→ RECORDS SHOWN
********************
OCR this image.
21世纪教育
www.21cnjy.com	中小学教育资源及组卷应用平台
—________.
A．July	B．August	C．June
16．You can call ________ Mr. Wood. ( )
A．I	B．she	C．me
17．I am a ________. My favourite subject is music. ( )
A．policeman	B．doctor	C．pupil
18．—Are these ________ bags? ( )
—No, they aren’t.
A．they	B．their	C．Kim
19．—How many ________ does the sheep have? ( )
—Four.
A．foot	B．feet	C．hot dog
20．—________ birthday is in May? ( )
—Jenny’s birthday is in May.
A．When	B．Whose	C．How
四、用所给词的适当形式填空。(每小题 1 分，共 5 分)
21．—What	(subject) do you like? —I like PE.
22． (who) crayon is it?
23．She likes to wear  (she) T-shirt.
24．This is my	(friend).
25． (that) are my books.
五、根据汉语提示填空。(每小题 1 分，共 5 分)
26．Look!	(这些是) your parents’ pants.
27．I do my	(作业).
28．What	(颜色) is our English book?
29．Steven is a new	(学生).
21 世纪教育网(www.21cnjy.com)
********************
→ GOAL
Reply with one number only: how many lines of the listing hold "What"?

→ WORKED SOLUTION
2